» To be done
Wherever the word "Monte" appears in a line, copy that line.
********
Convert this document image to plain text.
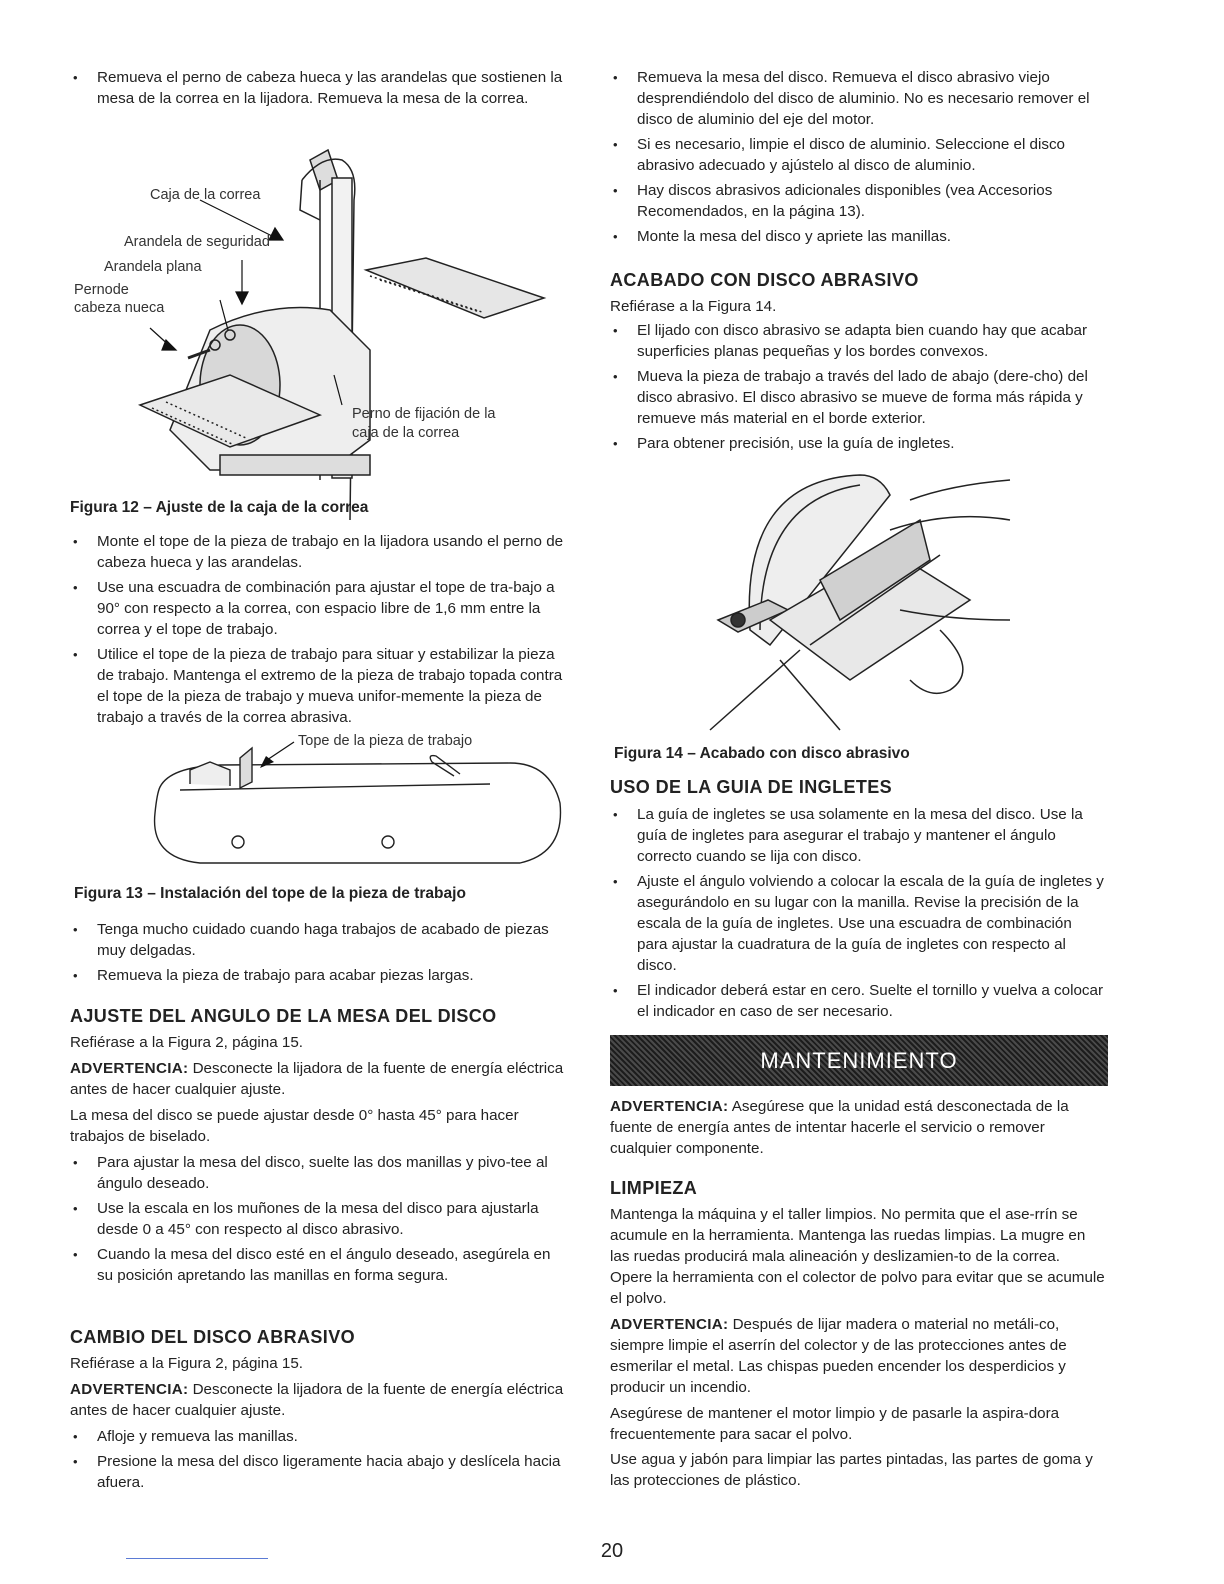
• Remueva el perno de cabeza hueca y las arandelas que sostienen la mesa de la correa en la lijadora. Remueva la mesa de la correa.
Caja de la correa
Arandela de seguridad
Arandela plana
Pernode
cabeza nueca
Perno de fijación de la
caja de la correa

Figura 12 – Ajuste de la caja de la correa

• Monte el tope de la pieza de trabajo en la lijadora usando el perno de cabeza hueca y las arandelas.
• Use una escuadra de combinación para ajustar el tope de tra-bajo a 90° con respecto a la correa, con espacio libre de 1,6 mm entre la correa y el tope de trabajo.
• Utilice el tope de la pieza de trabajo para situar y estabilizar la pieza de trabajo. Mantenga el extremo de la pieza de trabajo topada contra el tope de la pieza de trabajo y mueva unifor-memente la pieza de trabajo a través de la correa abrasiva.
Tope de la pieza de trabajo

Figura 13 – Instalación del tope de la pieza de trabajo

• Tenga mucho cuidado cuando haga trabajos de acabado de piezas muy delgadas.
• Remueva la pieza de trabajo para acabar piezas largas.
AJUSTE DEL ANGULO DE LA MESA DEL DISCO

Refiérase a la Figura 2, página 15.

ADVERTENCIA: Desconecte la lijadora de la fuente de energía eléctrica antes de hacer cualquier ajuste.

La mesa del disco se puede ajustar desde 0° hasta 45° para hacer trabajos de biselado.

• Para ajustar la mesa del disco, suelte las dos manillas y pivo-tee al ángulo deseado.
• Use la escala en los muñones de la mesa del disco para ajustarla desde 0 a 45° con respecto al disco abrasivo.
• Cuando la mesa del disco esté en el ángulo deseado, asegúrela en su posición apretando las manillas en forma segura.
CAMBIO DEL DISCO ABRASIVO

Refiérase a la Figura 2, página 15.

ADVERTENCIA: Desconecte la lijadora de la fuente de energía eléctrica antes de hacer cualquier ajuste.

• Afloje y remueva las manillas.
• Presione la mesa del disco ligeramente hacia abajo y deslícela hacia afuera.
• Remueva la mesa del disco. Remueva el disco abrasivo viejo desprendiéndolo del disco de aluminio. No es necesario remover el disco de aluminio del eje del motor.
• Si es necesario, limpie el disco de aluminio. Seleccione el disco abrasivo adecuado y ajústelo al disco de aluminio.
• Hay discos abrasivos adicionales disponibles (vea Accesorios Recomendados, en la página 13).
• Monte la mesa del disco y apriete las manillas.
ACABADO CON DISCO ABRASIVO

Refiérase a la Figura 14.

• El lijado con disco abrasivo se adapta bien cuando hay que acabar superficies planas pequeñas y los bordes convexos.
• Mueva la pieza de trabajo a través del lado de abajo (dere-cho) del disco abrasivo. El disco abrasivo se mueve de forma más rápida y remueve más material en el borde exterior.
• Para obtener precisión, use la guía de ingletes.

Figura 14 – Acabado con disco abrasivo

USO DE LA GUIA DE INGLETES
• La guía de ingletes se usa solamente en la mesa del disco. Use la guía de ingletes para asegurar el trabajo y mantener el ángulo correcto cuando se lija con disco.
• Ajuste el ángulo volviendo a colocar la escala de la guía de ingletes y asegurándolo en su lugar con la manilla. Revise la precisión de la escala de la guía de ingletes. Use una escuadra de combinación para ajustar la cuadratura de la guía de ingletes con respecto al disco.
• El indicador deberá estar en cero. Suelte el tornillo y vuelva a colocar el indicador en caso de ser necesario.

ADVERTENCIA: Asegúrese que la unidad está desconectada de la fuente de energía antes de intentar hacerle el servicio o remover cualquier componente.

LIMPIEZA

Mantenga la máquina y el taller limpios. No permita que el ase-rrín se acumule en la herramienta. Mantenga las ruedas limpias. La mugre en las ruedas producirá mala alineación y deslizamien-to de la correa. Opere la herramienta con el colector de polvo para evitar que se acumule el polvo.

ADVERTENCIA: Después de lijar madera o material no metáli-co, siempre limpie el aserrín del colector y de las protecciones antes de esmerilar el metal. Las chispas pueden encender los desperdicios y producir un incendio.

Asegúrese de mantener el motor limpio y de pasarle la aspira-dora frecuentemente para sacar el polvo.

Use agua y jabón para limpiar las partes pintadas, las partes de goma y las protecciones de plástico.

MANTENIMIENTO
20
********
» Output of the task
• Monte el tope de la pieza de trabajo en la lijadora usando el perno de cabeza hueca y las arandelas.
• Monte la mesa del disco y apriete las manillas.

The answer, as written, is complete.